▸ **Given data**:
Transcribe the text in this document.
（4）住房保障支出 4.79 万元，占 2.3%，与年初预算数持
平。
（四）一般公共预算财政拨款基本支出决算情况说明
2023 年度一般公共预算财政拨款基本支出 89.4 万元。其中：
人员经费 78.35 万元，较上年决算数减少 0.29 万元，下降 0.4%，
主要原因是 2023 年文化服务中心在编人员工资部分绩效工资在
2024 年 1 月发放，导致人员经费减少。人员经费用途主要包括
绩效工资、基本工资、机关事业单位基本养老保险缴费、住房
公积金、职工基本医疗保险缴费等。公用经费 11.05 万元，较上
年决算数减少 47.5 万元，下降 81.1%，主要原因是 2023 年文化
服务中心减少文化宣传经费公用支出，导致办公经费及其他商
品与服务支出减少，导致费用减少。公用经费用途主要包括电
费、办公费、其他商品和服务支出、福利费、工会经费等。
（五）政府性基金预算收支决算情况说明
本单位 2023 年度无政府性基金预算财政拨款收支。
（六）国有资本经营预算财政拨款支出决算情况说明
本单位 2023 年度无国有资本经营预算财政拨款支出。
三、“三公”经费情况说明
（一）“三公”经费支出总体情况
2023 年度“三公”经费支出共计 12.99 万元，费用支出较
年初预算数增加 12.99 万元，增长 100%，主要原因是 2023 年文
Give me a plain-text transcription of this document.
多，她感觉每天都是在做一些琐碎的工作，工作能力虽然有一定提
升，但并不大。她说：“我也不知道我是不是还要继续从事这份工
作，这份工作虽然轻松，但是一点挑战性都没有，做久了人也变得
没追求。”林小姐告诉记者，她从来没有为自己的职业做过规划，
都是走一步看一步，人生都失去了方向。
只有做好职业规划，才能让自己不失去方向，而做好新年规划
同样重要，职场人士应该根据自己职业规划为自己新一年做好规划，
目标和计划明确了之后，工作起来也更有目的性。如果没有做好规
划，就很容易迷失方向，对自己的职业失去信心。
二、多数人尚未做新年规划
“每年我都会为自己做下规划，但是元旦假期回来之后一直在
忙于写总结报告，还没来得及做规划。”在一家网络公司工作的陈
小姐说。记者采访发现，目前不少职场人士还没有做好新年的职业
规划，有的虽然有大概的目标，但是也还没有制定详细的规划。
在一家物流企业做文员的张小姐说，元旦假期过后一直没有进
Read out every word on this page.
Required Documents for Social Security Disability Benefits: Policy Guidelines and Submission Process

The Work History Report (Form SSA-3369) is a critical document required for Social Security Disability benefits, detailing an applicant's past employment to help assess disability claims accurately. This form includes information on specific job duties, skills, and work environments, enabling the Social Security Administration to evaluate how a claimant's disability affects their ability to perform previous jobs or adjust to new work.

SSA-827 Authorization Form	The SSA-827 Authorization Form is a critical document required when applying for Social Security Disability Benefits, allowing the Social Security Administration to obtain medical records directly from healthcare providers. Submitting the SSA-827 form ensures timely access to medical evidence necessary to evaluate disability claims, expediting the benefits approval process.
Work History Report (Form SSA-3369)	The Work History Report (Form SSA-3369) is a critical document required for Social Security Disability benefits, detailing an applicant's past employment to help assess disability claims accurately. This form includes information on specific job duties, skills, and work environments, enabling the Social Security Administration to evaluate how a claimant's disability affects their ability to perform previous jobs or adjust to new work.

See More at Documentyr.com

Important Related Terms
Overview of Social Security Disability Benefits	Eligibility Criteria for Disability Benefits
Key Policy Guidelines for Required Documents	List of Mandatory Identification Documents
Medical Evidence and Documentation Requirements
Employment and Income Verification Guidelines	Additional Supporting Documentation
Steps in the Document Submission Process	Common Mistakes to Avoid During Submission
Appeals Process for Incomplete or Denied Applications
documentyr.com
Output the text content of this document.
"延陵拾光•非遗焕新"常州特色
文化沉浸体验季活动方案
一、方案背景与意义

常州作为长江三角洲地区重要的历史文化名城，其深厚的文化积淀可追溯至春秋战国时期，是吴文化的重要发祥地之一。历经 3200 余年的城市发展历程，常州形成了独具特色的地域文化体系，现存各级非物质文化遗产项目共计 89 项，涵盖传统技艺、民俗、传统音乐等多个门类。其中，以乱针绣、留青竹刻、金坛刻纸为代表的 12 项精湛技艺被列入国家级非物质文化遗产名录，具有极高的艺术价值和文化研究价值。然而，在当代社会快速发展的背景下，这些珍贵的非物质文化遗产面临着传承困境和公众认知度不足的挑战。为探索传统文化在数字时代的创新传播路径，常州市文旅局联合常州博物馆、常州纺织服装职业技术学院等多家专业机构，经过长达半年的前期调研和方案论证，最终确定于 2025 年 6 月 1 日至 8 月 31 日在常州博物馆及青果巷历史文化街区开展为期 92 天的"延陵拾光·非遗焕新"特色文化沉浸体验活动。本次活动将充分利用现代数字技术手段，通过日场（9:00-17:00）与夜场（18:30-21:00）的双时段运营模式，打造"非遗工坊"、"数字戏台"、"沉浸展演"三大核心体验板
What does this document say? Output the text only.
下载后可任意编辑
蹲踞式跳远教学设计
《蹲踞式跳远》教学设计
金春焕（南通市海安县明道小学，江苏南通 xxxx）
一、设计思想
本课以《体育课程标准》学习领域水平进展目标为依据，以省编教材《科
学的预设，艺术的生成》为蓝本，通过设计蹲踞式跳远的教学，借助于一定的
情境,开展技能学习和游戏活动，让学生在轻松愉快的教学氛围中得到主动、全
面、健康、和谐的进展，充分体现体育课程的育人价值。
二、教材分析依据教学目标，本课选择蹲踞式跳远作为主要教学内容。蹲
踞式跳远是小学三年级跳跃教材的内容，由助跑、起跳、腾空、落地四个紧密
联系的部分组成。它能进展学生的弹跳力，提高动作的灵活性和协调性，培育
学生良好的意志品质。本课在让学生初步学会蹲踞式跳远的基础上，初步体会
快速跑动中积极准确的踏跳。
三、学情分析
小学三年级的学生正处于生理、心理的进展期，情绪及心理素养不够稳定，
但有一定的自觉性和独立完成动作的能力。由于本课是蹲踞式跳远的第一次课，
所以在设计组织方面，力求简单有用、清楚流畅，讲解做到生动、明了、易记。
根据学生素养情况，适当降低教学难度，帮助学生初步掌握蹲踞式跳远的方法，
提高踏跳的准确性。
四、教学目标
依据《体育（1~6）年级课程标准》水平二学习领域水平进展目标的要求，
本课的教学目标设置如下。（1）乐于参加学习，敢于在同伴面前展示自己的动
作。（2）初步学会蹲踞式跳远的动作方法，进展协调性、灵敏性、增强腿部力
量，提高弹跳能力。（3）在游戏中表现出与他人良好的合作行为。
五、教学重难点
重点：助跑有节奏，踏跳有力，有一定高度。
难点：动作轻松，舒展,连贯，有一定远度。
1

▸ **Problem statement**:
Give the number of lines in the listing above that hold the string "environments", with nothing else.

▸ **Output of the task**:
2